__Dokument źródłowy__.
^^^^

Nawet dzieci wiedzą, jak może się skończyć stąpanie po cienkim lodzie. Pokazy ratownicze w Chorzowie [WIDEO]
Chociaż zasada jest dziecinnie prosta, to każdego roku dochodzi do tragedii. Bo by wpaść pod lód wystarczą ułamki sekund, a wydostać się z wody samodzielnie jest trudno. Tuż przed zbliżającymi się feriami strażacy przypominają – jeśli chcemy w takiej sytuacji pomóc, porzućmy nadzieję o zostaniu superbohaterem.
–Co się dzieje, jak człowiek chodzi po takim jeziorze zamarzniętym?
-Lód się powoli pod nim załamuje, jak jest śniegu dużo to tego nie widać – mówi Zuzia Kmiecik, 6 lat.
–Czyli nie wolno wchodzić na lód?
-Nie, nie wolno – odpowiada Zuzia.
-Jest to bardzo istotne, żeby jak najszybciej zgłosić służbom specjalistycznym, ratowniczym o zaistniałym fakcie. Następnie możemy podjąć działania ratownicze we własnym zakresie podając, na przykład patyk czy też jakąś część garderoby osobie znajdującej się w wodzie. Natomiast wiadomo, że trzeba zwrócić uwagę na własne bezpieczeństwo. Jeżeli nasze działania miałyby zaszkodzić nam jako potencjalnym ratownikom, to po prostu od tego odstępujemy – mówi mł. bryg. Wojciech Dela, dowódca Jednostki Ratowniczo-Gaśniczej w Chorzowie.
Jak mówi znana maksyma – lepiej na zimne dmuchać. Dlatego widząc dzieci bawiące się na lodzie, zawsze warto zareagować.
-My nie musimy reagować dopiero w momencie, kiedy lód się załamie. My możemy zadzwonić znacznie wcześniej i wtedy odpowiednie służby – policja czy straż miejska podjadą i takie osoby zapewnią im bezpieczeństwo – mówi asp. Sebastian Imiołczyk, rzecznik prasowy KMP w Chorzowie.

^^^^

__Surowe dane__.
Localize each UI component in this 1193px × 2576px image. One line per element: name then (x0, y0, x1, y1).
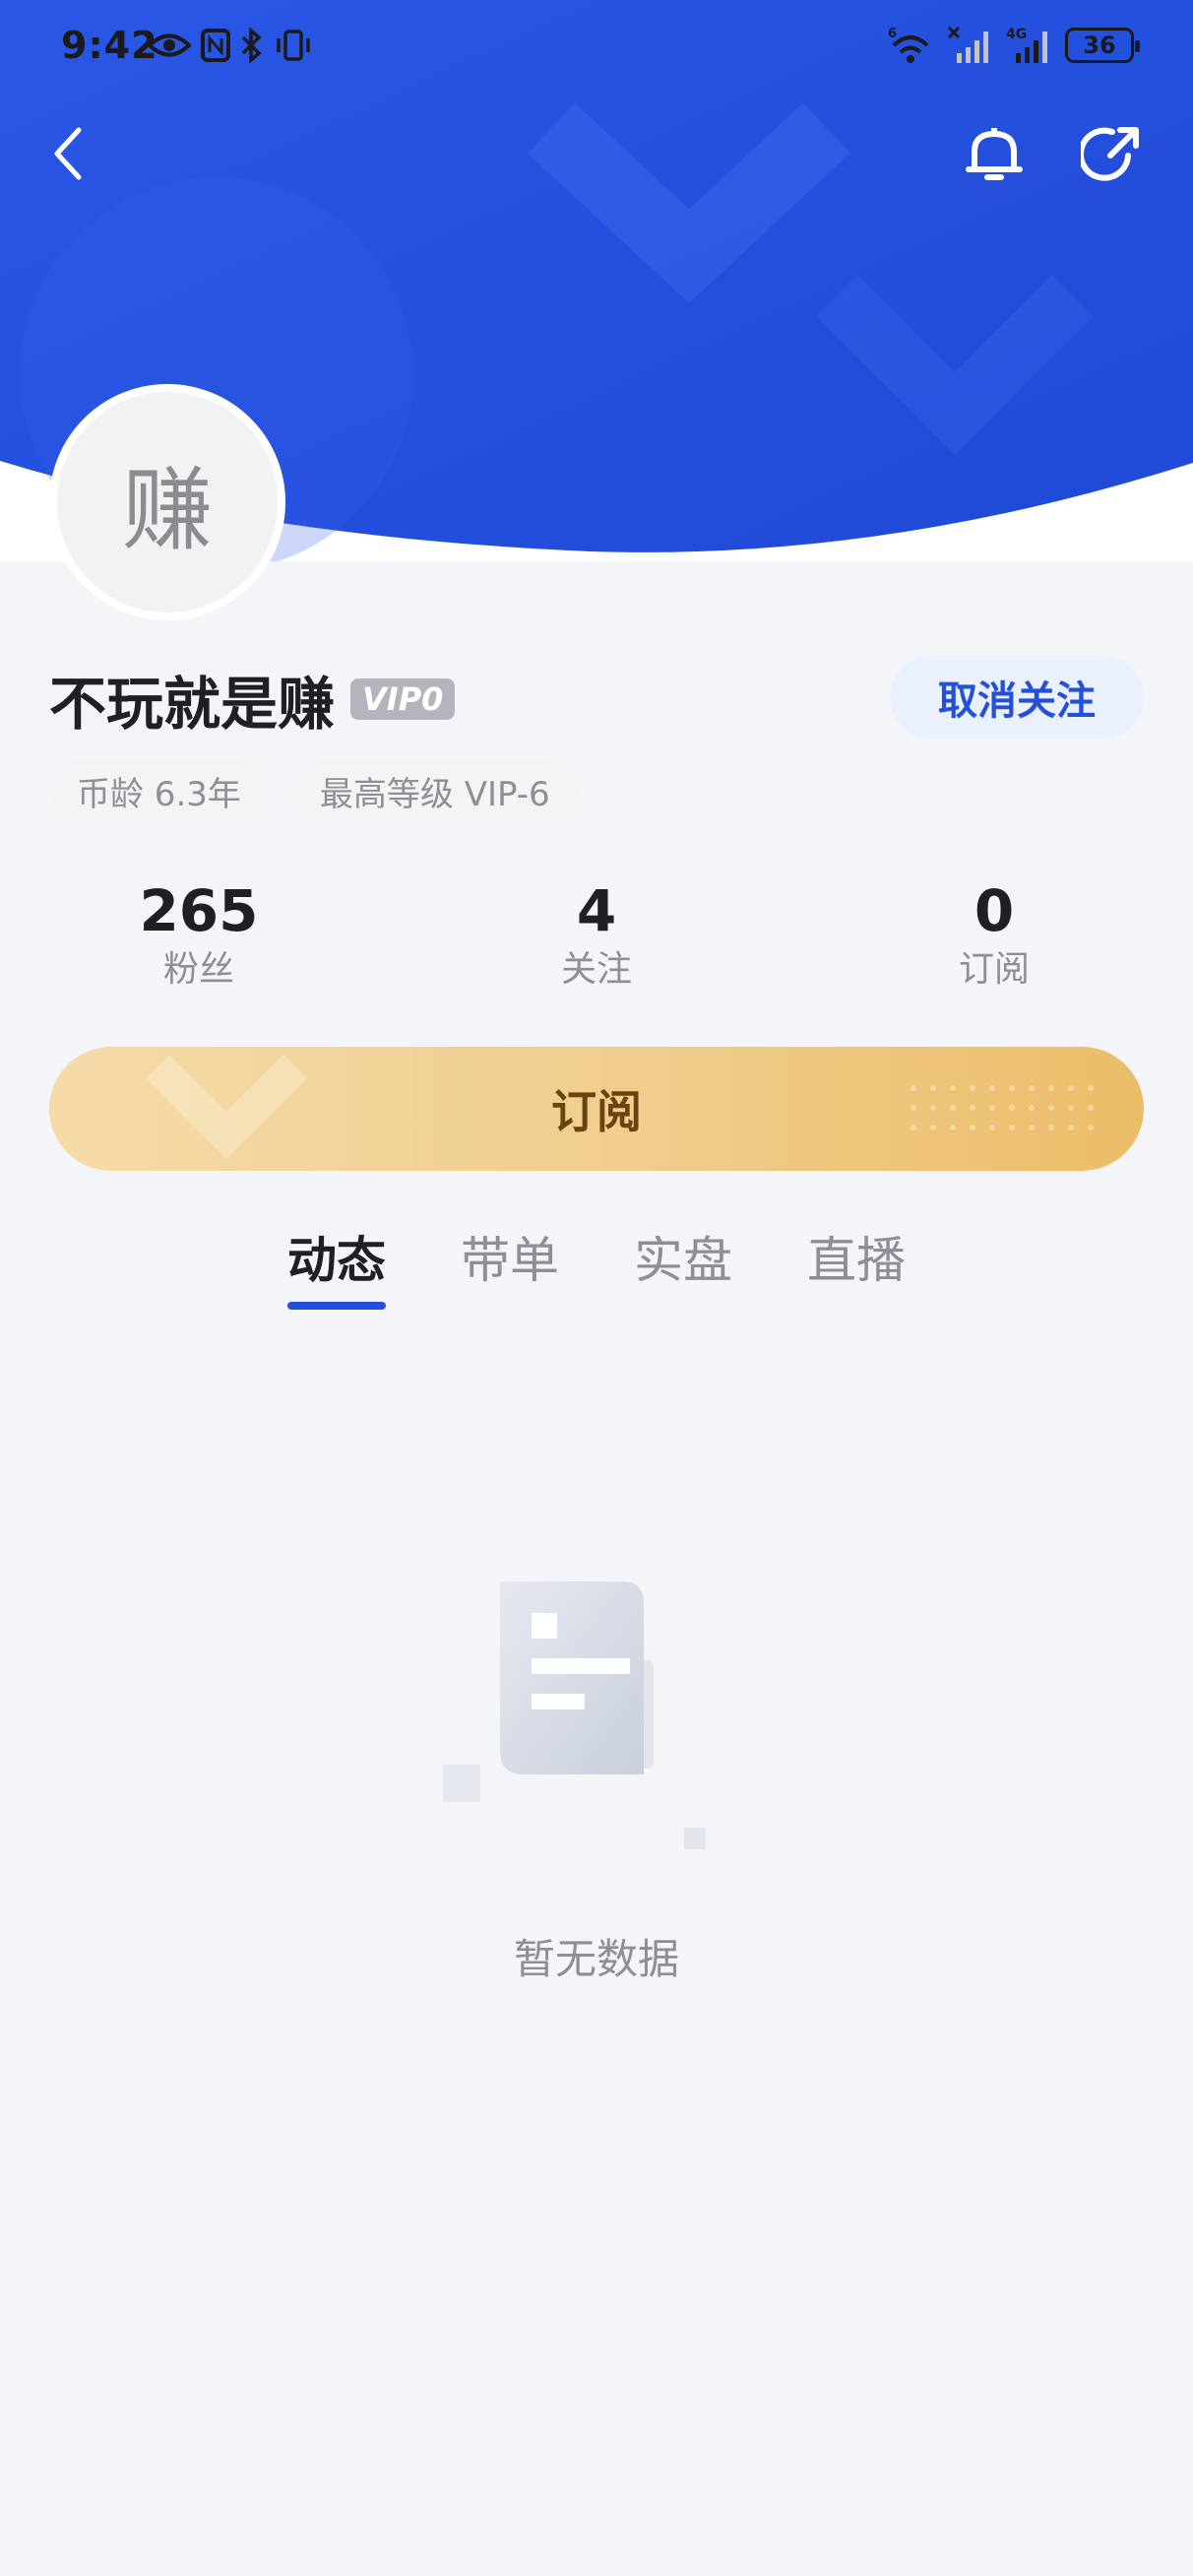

^^^^

__Do wykonania__. Wypisz dosłownie fragment artykułu o pokazach ratowniczych w Chorzowie, zaczynając od słów „-Nie, nie wolno” i kontynuując aż do słów „Ratowniczo-Gaśniczej w Chorzowie.” włącznie. Dane nie pochodzą z artykułu, lecz z innego źródła.

__Pełna odpowiedź__.
-Nie, nie wolno – odpowiada Zuzia.
-Jest to bardzo istotne, żeby jak najszybciej zgłosić służbom specjalistycznym, ratowniczym o zaistniałym fakcie. Następnie możemy podjąć działania ratownicze we własnym zakresie podając, na przykład patyk czy też jakąś część garderoby osobie znajdującej się w wodzie. Natomiast wiadomo, że trzeba zwrócić uwagę na własne bezpieczeństwo. Jeżeli nasze działania miałyby zaszkodzić nam jako potencjalnym ratownikom, to po prostu od tego odstępujemy – mówi mł. bryg. Wojciech Dela, dowódca Jednostki Ratowniczo-Gaśniczej w Chorzowie.